### PROMPT
Return a copy of every line in the records that includes the word "text".

### ENTRIES
(begin)
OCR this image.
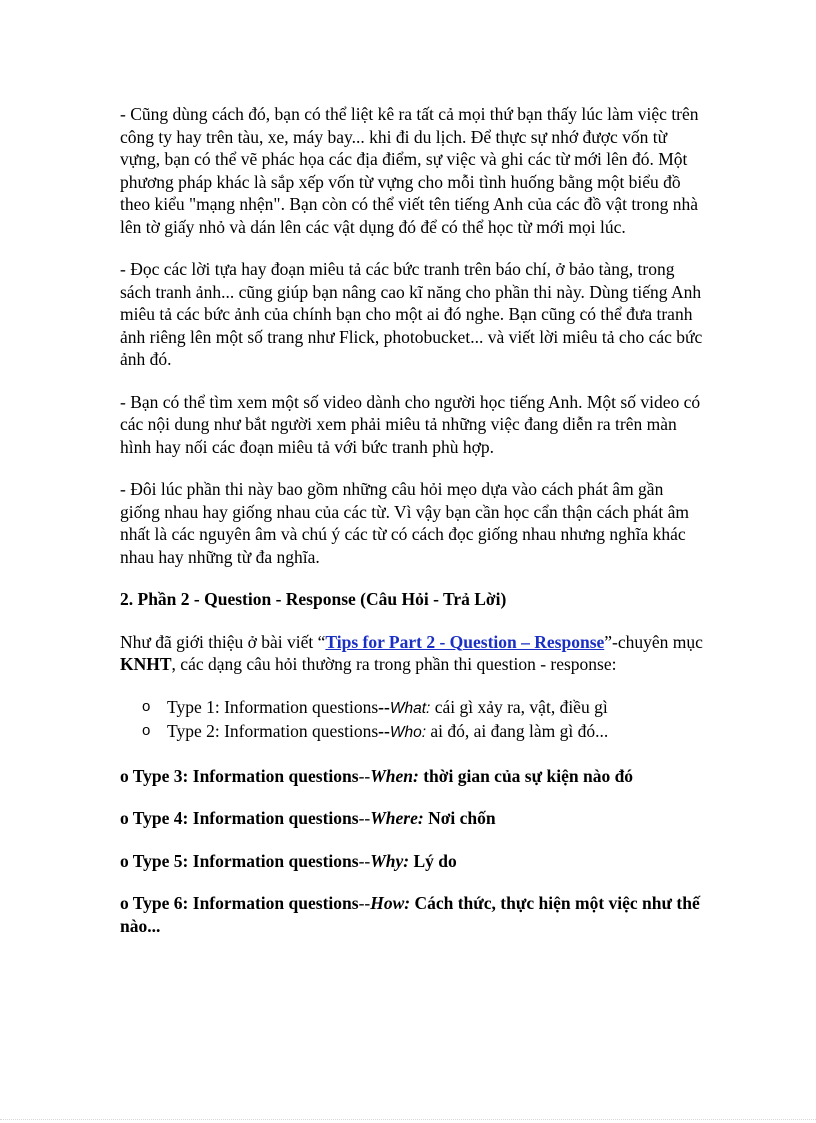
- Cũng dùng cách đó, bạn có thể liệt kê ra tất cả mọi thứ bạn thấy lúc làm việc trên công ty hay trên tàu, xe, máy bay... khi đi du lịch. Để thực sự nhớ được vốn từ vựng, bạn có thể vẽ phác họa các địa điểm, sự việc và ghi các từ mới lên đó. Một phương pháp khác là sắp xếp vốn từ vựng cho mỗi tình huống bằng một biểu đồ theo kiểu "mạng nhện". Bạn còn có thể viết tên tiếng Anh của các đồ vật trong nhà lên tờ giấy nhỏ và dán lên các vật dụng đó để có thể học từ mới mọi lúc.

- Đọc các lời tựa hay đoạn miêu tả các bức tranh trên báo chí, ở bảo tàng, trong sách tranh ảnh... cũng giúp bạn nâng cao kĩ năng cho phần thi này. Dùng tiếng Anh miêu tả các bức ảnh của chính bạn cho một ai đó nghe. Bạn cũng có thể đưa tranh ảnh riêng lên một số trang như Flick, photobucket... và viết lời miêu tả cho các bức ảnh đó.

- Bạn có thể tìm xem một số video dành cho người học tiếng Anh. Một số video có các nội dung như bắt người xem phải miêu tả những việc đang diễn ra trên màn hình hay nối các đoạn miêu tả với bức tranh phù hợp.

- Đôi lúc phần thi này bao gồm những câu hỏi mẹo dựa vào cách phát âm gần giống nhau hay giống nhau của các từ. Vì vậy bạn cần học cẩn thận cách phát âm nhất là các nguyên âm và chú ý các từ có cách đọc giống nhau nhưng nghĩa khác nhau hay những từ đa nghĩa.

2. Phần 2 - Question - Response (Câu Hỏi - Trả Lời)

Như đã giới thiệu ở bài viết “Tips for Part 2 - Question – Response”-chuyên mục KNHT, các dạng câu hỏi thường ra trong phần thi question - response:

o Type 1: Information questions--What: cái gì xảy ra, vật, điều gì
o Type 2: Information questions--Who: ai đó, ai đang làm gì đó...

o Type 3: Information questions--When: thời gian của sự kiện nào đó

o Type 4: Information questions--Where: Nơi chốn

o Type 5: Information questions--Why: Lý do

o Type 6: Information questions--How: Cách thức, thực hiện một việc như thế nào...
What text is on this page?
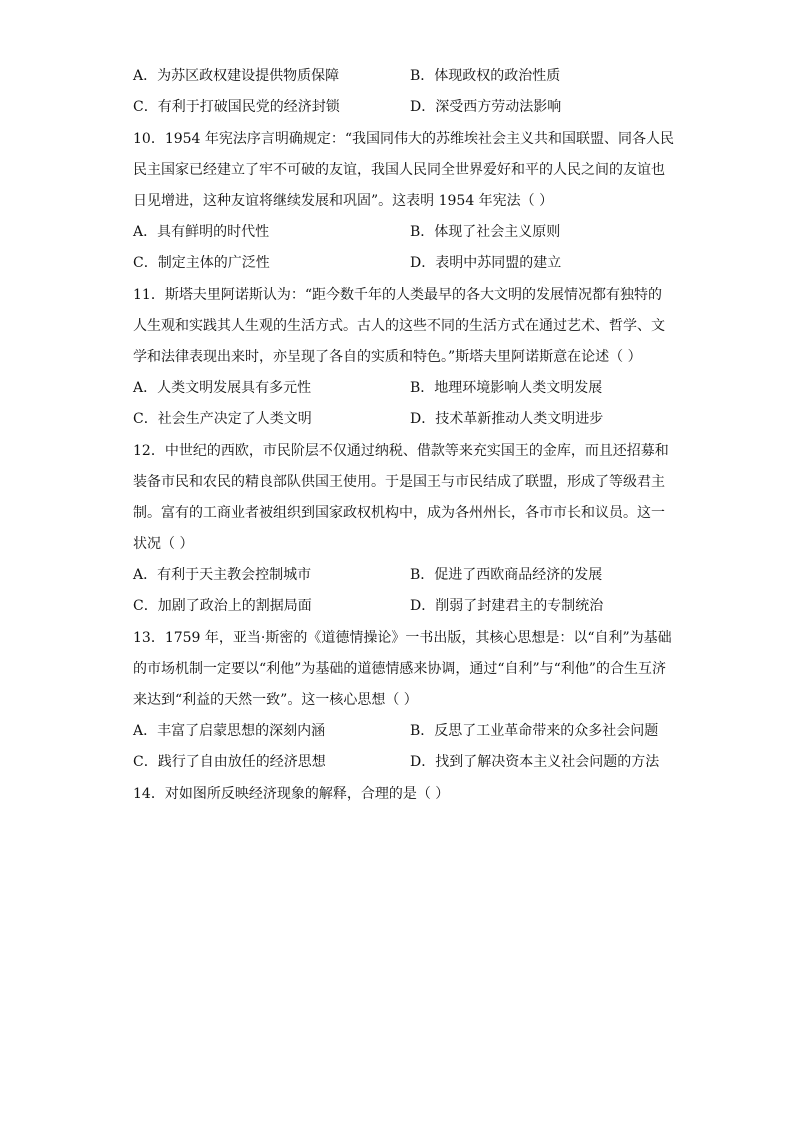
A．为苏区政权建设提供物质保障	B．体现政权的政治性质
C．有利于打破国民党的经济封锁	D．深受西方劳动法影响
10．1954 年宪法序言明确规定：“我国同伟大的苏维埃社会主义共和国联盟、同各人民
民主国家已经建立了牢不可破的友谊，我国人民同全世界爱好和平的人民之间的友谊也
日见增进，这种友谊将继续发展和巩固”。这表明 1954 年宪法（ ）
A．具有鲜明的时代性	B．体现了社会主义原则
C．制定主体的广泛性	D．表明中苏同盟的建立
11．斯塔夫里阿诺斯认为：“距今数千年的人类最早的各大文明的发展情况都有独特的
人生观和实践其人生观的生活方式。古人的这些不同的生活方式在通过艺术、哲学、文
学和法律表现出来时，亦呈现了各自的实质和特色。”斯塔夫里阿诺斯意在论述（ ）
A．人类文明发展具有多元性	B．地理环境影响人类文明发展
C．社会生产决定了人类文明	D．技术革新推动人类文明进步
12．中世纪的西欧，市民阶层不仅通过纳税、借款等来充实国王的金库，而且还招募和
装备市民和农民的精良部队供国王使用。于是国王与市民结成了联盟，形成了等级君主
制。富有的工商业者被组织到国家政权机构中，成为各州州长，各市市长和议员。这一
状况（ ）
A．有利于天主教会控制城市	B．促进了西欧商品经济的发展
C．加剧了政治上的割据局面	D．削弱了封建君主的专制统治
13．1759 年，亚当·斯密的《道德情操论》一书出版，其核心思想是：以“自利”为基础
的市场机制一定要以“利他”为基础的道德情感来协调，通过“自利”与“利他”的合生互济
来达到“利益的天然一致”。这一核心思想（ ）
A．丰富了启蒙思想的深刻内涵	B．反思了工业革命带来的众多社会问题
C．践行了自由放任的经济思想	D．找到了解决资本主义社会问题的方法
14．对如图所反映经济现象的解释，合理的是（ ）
(end)
(begin)
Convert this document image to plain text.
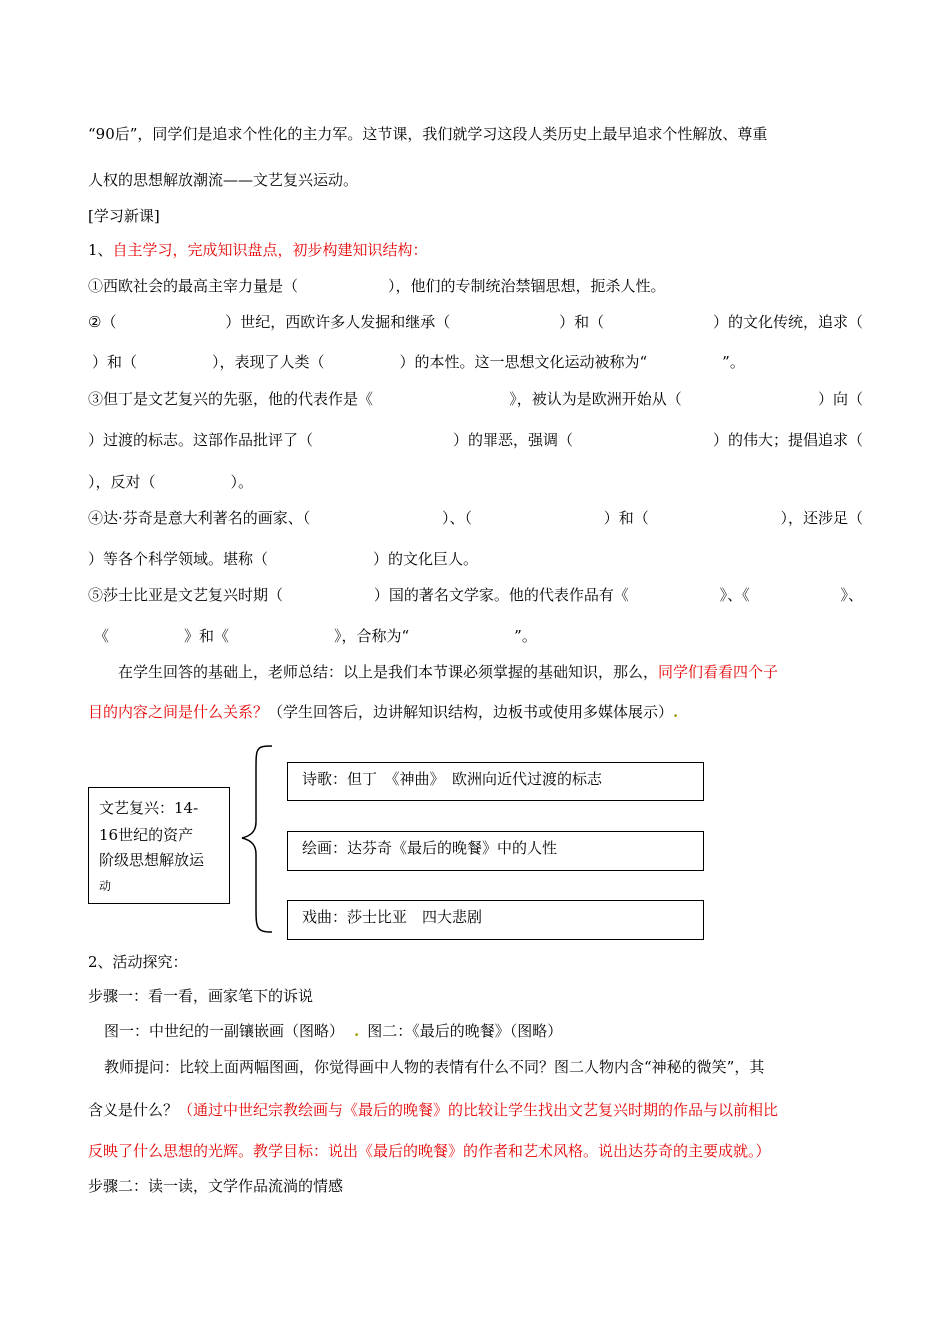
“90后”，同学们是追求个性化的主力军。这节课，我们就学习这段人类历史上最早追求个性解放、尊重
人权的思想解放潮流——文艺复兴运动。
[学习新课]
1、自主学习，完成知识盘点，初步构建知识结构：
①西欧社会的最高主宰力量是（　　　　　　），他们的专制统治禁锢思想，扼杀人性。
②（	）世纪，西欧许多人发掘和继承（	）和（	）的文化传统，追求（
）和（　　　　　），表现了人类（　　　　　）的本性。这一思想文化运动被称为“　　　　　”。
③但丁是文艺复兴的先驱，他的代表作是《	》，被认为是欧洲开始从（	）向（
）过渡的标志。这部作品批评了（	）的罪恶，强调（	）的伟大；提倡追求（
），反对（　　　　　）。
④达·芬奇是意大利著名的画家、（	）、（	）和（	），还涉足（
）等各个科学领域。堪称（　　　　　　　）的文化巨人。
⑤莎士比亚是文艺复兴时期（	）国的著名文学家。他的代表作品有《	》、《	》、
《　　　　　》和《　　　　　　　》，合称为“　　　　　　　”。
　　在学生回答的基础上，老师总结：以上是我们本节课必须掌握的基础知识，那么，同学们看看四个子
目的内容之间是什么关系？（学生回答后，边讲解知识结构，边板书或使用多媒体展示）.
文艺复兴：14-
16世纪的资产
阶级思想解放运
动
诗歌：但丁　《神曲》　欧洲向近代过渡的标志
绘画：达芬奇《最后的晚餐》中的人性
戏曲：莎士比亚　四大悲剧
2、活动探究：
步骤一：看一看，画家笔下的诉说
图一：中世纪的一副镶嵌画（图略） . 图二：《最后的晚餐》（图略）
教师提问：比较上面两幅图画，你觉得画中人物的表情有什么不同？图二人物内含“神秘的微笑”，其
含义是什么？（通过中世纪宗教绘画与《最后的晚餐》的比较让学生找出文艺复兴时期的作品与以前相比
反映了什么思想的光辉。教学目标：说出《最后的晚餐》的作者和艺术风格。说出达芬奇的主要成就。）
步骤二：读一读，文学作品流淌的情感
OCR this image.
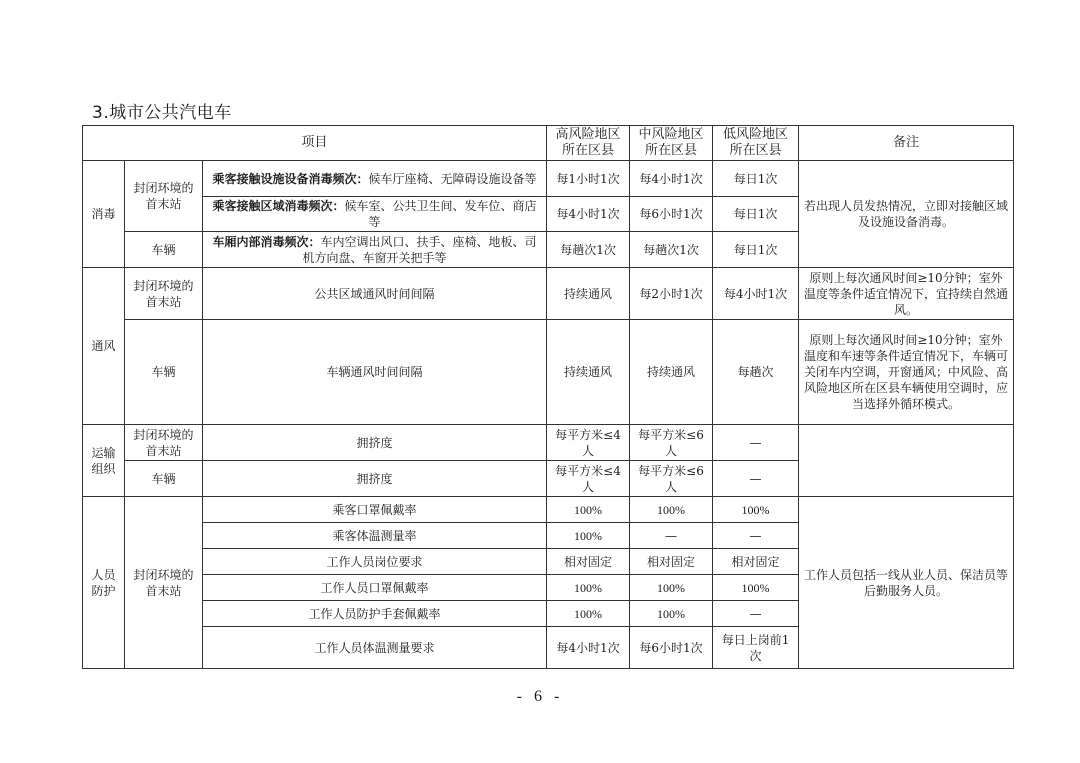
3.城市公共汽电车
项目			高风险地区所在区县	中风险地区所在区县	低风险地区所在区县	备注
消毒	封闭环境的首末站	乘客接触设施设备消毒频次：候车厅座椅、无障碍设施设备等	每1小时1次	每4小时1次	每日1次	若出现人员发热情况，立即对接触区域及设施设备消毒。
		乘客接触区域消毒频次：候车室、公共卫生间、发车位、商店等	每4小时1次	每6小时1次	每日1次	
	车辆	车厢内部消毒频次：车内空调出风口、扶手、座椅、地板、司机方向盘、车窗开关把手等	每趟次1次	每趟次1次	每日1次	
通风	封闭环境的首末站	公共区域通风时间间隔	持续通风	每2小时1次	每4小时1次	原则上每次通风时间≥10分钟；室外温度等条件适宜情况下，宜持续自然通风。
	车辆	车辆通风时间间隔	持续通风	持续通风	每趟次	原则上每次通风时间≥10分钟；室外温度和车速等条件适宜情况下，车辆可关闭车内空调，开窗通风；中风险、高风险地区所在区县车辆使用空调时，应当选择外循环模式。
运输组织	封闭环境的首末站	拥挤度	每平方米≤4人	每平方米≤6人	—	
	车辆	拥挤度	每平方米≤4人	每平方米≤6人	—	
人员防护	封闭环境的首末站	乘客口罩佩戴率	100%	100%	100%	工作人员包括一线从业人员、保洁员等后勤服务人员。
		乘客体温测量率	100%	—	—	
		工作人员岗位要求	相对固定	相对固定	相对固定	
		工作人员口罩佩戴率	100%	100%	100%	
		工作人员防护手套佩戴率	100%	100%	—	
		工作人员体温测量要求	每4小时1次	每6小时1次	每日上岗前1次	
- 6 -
(end)
(begin)
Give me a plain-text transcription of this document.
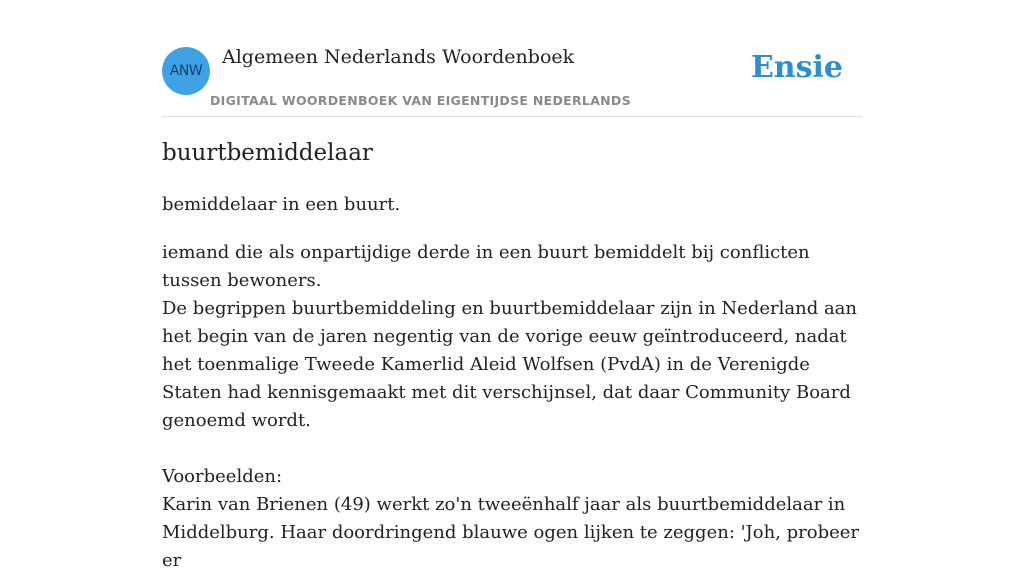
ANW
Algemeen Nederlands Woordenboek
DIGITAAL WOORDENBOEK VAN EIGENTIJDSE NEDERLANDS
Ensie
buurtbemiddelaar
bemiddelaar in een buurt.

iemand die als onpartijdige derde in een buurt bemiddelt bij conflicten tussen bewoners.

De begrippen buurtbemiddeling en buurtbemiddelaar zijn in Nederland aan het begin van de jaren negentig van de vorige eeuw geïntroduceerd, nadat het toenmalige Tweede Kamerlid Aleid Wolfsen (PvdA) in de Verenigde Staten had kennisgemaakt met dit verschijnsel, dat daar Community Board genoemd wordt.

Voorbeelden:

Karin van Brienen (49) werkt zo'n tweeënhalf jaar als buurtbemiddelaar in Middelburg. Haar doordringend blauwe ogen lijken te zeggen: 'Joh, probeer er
(end)
### WRITTEN SOLUTION
What text is on this page?
Convert this document image to plain text.
Give me a plain-text transcription of this document.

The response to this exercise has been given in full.